Saved data entries:

_____

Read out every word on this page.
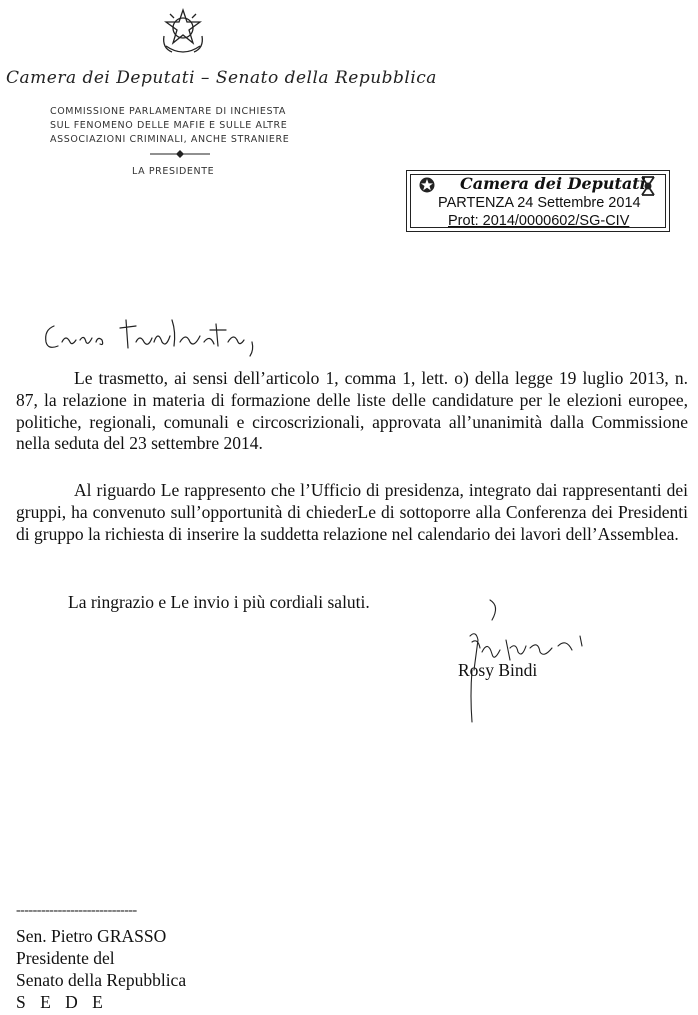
Camera dei Deputati – Senato della Repubblica
COMMISSIONE PARLAMENTARE DI INCHIESTA
SUL FENOMENO DELLE MAFIE E SULLE ALTRE
ASSOCIAZIONI CRIMINALI, ANCHE STRANIERE
LA PRESIDENTE
Camera dei Deputati
PARTENZA 24 Settembre 2014
Prot: 2014/0000602/SG-CIV
Le trasmetto, ai sensi dell’articolo 1, comma 1, lett. o) della legge 19 luglio 2013, n. 87, la relazione in materia di formazione delle liste delle candidature per le elezioni europee, politiche, regionali, comunali e circoscrizionali, approvata all’unanimità dalla Commissione nella seduta del 23 settembre 2014.
Al riguardo Le rappresento che l’Ufficio di presidenza, integrato dai rappresentanti dei gruppi, ha convenuto sull’opportunità di chiederLe di sottoporre alla Conferenza dei Presidenti di gruppo la richiesta di inserire la suddetta relazione nel calendario dei lavori dell’Assemblea.
La ringrazio e Le invio i più cordiali saluti.
Rosy Bindi
-----------------------------
Sen. Pietro GRASSO
Presidente del
Senato della Repubblica
S E D E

_____

▶ **WRITTEN PROBLEM**:
Report back each line of the entries that holds the string "relazione".

▶ **PROBLEM SOLUTION**:
Le trasmetto, ai sensi dell’articolo 1, comma 1, lett. o) della legge 19 luglio 2013, n. 87, la relazione in materia di formazione delle liste delle candidature per le elezioni europee, politiche, regionali, comunali e circoscrizionali, approvata all’unanimità dalla Commissione nella seduta del 23 settembre 2014.
Al riguardo Le rappresento che l’Ufficio di presidenza, integrato dai rappresentanti dei gruppi, ha convenuto sull’opportunità di chiederLe di sottoporre alla Conferenza dei Presidenti di gruppo la richiesta di inserire la suddetta relazione nel calendario dei lavori dell’Assemblea.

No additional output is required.